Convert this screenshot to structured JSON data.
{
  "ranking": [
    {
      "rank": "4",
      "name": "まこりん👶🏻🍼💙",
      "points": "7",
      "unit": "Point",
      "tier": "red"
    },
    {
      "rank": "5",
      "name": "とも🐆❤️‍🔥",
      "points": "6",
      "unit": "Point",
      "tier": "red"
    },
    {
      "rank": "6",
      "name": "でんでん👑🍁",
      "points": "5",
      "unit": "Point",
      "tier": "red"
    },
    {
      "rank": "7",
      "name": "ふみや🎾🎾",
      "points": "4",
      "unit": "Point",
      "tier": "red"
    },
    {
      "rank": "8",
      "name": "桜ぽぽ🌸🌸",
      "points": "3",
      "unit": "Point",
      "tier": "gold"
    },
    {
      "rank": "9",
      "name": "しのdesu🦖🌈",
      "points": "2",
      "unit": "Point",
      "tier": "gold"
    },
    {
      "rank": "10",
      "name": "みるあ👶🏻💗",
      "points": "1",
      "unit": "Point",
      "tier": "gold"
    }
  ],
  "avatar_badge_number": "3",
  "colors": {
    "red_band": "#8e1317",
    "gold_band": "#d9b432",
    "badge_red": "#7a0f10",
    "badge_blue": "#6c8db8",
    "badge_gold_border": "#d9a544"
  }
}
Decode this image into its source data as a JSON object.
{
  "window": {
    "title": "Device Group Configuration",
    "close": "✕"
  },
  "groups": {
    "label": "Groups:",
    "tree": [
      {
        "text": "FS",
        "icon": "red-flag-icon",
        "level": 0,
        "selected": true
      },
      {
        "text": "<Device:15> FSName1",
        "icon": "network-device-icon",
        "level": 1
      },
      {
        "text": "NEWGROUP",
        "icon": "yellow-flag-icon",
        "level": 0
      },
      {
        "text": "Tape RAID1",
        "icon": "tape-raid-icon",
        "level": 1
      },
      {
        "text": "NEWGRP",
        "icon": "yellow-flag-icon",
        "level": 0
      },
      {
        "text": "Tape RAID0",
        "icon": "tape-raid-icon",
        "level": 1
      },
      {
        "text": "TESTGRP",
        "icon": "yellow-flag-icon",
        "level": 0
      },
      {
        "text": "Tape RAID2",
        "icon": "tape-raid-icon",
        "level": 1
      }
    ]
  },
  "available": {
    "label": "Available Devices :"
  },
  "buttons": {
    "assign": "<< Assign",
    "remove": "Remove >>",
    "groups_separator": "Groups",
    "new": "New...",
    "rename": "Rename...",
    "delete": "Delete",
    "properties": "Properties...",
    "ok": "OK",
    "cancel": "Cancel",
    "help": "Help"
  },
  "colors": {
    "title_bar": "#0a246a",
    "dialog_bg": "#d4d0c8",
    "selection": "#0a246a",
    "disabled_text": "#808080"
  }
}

##############################

# [The request]
All of the records must be retyped exactly as they are.

# [Completed exercise]
Convert this screenshot to structured JSON data.
{
  "ranking": [
    {
      "rank": "4",
      "name": "まこりん👶🏻🍼💙",
      "points": "7",
      "unit": "Point",
      "tier": "red"
    },
    {
      "rank": "5",
      "name": "とも🐆❤️‍🔥",
      "points": "6",
      "unit": "Point",
      "tier": "red"
    },
    {
      "rank": "6",
      "name": "でんでん👑🍁",
      "points": "5",
      "unit": "Point",
      "tier": "red"
    },
    {
      "rank": "7",
      "name": "ふみや🎾🎾",
      "points": "4",
      "unit": "Point",
      "tier": "red"
    },
    {
      "rank": "8",
      "name": "桜ぽぽ🌸🌸",
      "points": "3",
      "unit": "Point",
      "tier": "gold"
    },
    {
      "rank": "9",
      "name": "しのdesu🦖🌈",
      "points": "2",
      "unit": "Point",
      "tier": "gold"
    },
    {
      "rank": "10",
      "name": "みるあ👶🏻💗",
      "points": "1",
      "unit": "Point",
      "tier": "gold"
    }
  ],
  "avatar_badge_number": "3",
  "colors": {
    "red_band": "#8e1317",
    "gold_band": "#d9b432",
    "badge_red": "#7a0f10",
    "badge_blue": "#6c8db8",
    "badge_gold_border": "#d9a544"
  }
}
Decode this image into its source data as a JSON object.
{
  "window": {
    "title": "Device Group Configuration",
    "close": "✕"
  },
  "groups": {
    "label": "Groups:",
    "tree": [
      {
        "text": "FS",
        "icon": "red-flag-icon",
        "level": 0,
        "selected": true
      },
      {
        "text": "<Device:15> FSName1",
        "icon": "network-device-icon",
        "level": 1
      },
      {
        "text": "NEWGROUP",
        "icon": "yellow-flag-icon",
        "level": 0
      },
      {
        "text": "Tape RAID1",
        "icon": "tape-raid-icon",
        "level": 1
      },
      {
        "text": "NEWGRP",
        "icon": "yellow-flag-icon",
        "level": 0
      },
      {
        "text": "Tape RAID0",
        "icon": "tape-raid-icon",
        "level": 1
      },
      {
        "text": "TESTGRP",
        "icon": "yellow-flag-icon",
        "level": 0
      },
      {
        "text": "Tape RAID2",
        "icon": "tape-raid-icon",
        "level": 1
      }
    ]
  },
  "available": {
    "label": "Available Devices :"
  },
  "buttons": {
    "assign": "<< Assign",
    "remove": "Remove >>",
    "groups_separator": "Groups",
    "new": "New...",
    "rename": "Rename...",
    "delete": "Delete",
    "properties": "Properties...",
    "ok": "OK",
    "cancel": "Cancel",
    "help": "Help"
  },
  "colors": {
    "title_bar": "#0a246a",
    "dialog_bg": "#d4d0c8",
    "selection": "#0a246a",
    "disabled_text": "#808080"
  }
}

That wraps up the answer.